*Task to carry out*:
Wherever the word "with" occurs in the listing below, copy that whole line.
^^^^
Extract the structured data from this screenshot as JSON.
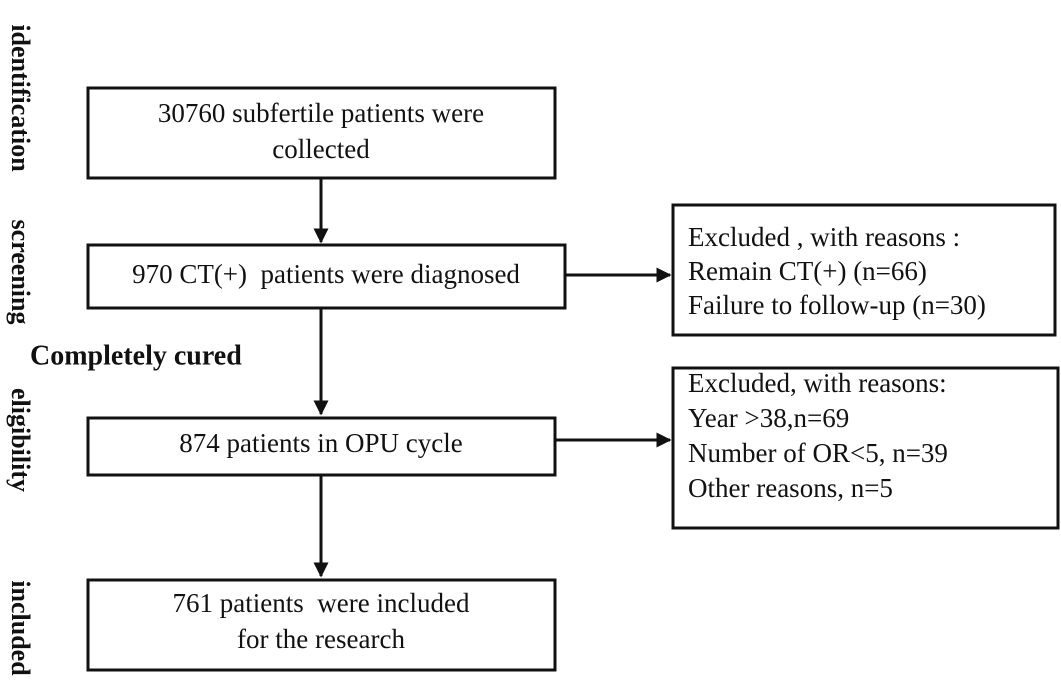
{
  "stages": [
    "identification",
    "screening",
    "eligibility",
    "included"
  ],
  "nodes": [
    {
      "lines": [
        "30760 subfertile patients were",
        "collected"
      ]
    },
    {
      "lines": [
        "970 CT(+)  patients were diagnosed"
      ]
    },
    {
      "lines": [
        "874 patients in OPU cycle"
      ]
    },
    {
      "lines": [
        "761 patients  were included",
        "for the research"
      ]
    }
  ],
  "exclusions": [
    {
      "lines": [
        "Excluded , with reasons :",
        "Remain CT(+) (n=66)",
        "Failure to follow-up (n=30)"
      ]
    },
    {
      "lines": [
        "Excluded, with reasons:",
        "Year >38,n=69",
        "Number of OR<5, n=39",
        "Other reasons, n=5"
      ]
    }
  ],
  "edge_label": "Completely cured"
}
^^^^
*Reply*:
        "Excluded , with reasons :",
        "Excluded, with reasons:",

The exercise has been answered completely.